Data records:

[Begin]

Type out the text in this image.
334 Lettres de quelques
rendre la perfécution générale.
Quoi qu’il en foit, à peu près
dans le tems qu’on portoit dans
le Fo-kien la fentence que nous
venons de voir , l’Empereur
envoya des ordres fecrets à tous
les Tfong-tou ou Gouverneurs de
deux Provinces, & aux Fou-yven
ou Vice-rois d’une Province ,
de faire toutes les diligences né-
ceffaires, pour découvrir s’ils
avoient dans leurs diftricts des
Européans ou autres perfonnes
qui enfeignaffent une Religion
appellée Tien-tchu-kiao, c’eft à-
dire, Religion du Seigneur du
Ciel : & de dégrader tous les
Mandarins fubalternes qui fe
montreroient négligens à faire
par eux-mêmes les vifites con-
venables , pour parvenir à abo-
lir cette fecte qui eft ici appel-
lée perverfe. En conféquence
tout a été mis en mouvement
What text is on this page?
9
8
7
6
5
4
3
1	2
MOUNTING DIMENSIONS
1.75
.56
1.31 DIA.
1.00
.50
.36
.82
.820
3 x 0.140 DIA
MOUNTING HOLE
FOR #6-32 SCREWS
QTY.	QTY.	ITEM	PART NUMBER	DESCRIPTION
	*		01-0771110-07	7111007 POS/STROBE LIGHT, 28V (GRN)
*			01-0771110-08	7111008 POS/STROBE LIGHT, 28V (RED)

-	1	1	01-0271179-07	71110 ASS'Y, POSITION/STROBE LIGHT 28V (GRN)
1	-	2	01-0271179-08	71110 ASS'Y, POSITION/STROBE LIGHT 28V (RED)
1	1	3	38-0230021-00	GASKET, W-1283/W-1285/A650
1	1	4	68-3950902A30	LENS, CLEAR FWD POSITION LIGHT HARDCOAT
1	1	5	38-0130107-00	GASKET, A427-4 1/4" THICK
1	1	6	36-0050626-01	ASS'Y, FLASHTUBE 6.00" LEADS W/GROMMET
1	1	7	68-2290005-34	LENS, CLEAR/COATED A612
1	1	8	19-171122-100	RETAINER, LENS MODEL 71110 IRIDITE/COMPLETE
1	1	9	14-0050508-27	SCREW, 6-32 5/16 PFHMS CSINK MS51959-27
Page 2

[End]

Aim of the exercise:
Without changing a word, restate the whole listing.

Final answer:
Type out the text in this image.
334 Lettres de quelques
rendre la perfécution générale.
Quoi qu’il en foit, à peu près
dans le tems qu’on portoit dans
le Fo-kien la fentence que nous
venons de voir , l’Empereur
envoya des ordres fecrets à tous
les Tfong-tou ou Gouverneurs de
deux Provinces, & aux Fou-yven
ou Vice-rois d’une Province ,
de faire toutes les diligences né-
ceffaires, pour découvrir s’ils
avoient dans leurs diftricts des
Européans ou autres perfonnes
qui enfeignaffent une Religion
appellée Tien-tchu-kiao, c’eft à-
dire, Religion du Seigneur du
Ciel : & de dégrader tous les
Mandarins fubalternes qui fe
montreroient négligens à faire
par eux-mêmes les vifites con-
venables , pour parvenir à abo-
lir cette fecte qui eft ici appel-
lée perverfe. En conféquence
tout a été mis en mouvement
What text is on this page?
9
8
7
6
5
4
3
1	2
MOUNTING DIMENSIONS
1.75
.56
1.31 DIA.
1.00
.50
.36
.82
.820
3 x 0.140 DIA
MOUNTING HOLE
FOR #6-32 SCREWS
QTY.	QTY.	ITEM	PART NUMBER	DESCRIPTION
	*		01-0771110-07	7111007 POS/STROBE LIGHT, 28V (GRN)
*			01-0771110-08	7111008 POS/STROBE LIGHT, 28V (RED)

-	1	1	01-0271179-07	71110 ASS'Y, POSITION/STROBE LIGHT 28V (GRN)
1	-	2	01-0271179-08	71110 ASS'Y, POSITION/STROBE LIGHT 28V (RED)
1	1	3	38-0230021-00	GASKET, W-1283/W-1285/A650
1	1	4	68-3950902A30	LENS, CLEAR FWD POSITION LIGHT HARDCOAT
1	1	5	38-0130107-00	GASKET, A427-4 1/4" THICK
1	1	6	36-0050626-01	ASS'Y, FLASHTUBE 6.00" LEADS W/GROMMET
1	1	7	68-2290005-34	LENS, CLEAR/COATED A612
1	1	8	19-171122-100	RETAINER, LENS MODEL 71110 IRIDITE/COMPLETE
1	1	9	14-0050508-27	SCREW, 6-32 5/16 PFHMS CSINK MS51959-27
Page 2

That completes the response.